### Exercise requirements
Tally the lines in the records underneath that contain the string "Rename", and state the figure by itself.

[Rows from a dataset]
______
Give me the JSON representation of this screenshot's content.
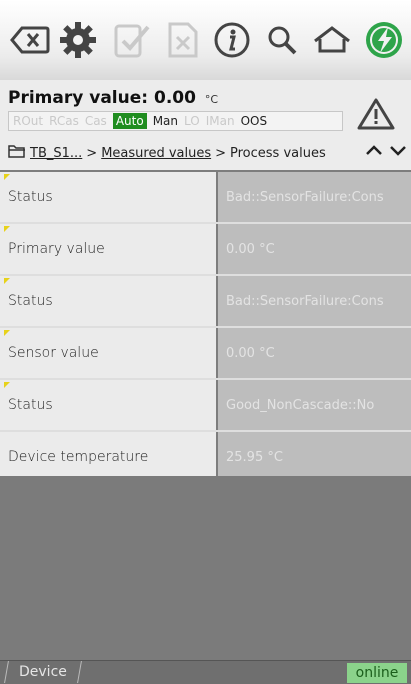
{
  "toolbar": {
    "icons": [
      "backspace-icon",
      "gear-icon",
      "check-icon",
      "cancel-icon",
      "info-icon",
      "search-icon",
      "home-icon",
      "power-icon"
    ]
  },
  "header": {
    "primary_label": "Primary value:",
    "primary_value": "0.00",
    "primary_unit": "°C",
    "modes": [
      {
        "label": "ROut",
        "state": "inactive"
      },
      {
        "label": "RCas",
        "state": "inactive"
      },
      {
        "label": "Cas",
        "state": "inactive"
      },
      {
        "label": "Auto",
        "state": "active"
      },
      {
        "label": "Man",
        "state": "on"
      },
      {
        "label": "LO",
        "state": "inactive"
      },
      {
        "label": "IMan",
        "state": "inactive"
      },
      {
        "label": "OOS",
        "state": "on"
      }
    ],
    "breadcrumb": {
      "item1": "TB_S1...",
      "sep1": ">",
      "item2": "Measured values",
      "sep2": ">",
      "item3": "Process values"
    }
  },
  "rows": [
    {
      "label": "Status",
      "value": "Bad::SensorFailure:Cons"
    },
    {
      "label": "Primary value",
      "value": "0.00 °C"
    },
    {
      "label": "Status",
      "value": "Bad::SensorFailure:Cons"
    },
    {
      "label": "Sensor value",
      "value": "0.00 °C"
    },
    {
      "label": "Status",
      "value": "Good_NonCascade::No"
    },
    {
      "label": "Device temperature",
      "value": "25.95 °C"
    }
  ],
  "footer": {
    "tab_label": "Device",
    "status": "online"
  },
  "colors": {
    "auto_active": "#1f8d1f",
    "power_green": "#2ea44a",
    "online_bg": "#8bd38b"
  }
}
______
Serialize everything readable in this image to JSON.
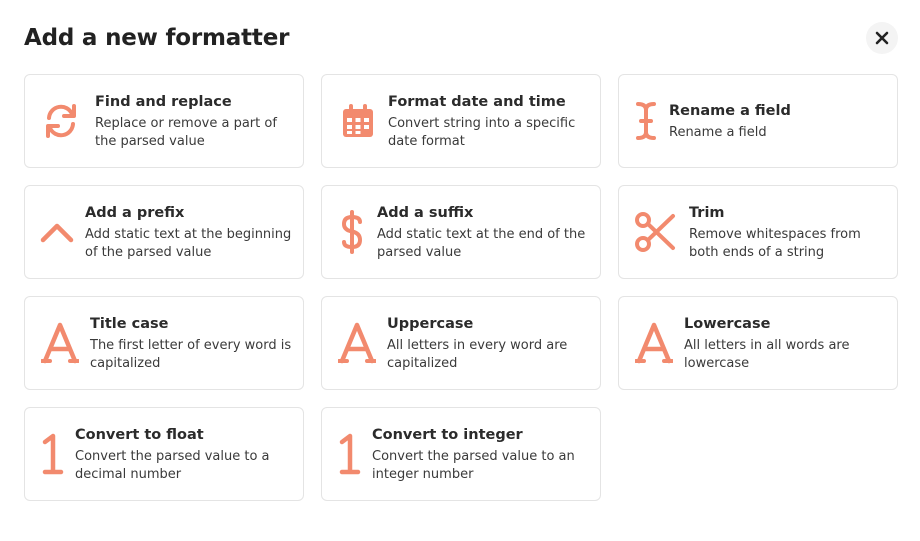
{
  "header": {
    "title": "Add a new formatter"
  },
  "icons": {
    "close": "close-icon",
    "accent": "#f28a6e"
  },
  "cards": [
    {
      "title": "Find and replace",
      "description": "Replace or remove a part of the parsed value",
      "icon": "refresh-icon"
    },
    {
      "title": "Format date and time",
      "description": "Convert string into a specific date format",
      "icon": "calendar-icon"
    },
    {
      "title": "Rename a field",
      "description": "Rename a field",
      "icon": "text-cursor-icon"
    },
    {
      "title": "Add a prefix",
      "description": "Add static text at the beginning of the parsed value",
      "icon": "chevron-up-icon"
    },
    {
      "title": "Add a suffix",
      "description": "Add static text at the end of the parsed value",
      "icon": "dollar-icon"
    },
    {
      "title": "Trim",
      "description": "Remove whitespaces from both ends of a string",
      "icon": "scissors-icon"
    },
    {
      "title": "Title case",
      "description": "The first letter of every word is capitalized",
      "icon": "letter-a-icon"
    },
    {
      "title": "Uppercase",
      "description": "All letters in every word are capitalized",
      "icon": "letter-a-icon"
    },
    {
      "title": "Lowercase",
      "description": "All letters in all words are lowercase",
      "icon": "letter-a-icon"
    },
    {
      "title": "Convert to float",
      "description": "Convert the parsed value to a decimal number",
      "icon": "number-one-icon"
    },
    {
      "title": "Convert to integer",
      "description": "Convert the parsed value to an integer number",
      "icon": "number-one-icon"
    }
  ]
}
______
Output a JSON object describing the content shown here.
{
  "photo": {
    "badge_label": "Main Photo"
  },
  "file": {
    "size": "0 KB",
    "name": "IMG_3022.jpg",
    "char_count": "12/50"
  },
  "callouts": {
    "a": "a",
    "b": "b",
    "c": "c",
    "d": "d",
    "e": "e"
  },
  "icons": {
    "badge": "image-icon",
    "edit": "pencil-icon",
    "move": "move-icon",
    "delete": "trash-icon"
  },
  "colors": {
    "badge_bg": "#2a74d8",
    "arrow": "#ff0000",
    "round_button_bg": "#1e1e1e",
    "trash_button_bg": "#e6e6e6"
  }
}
______
### Solution to this exercise
2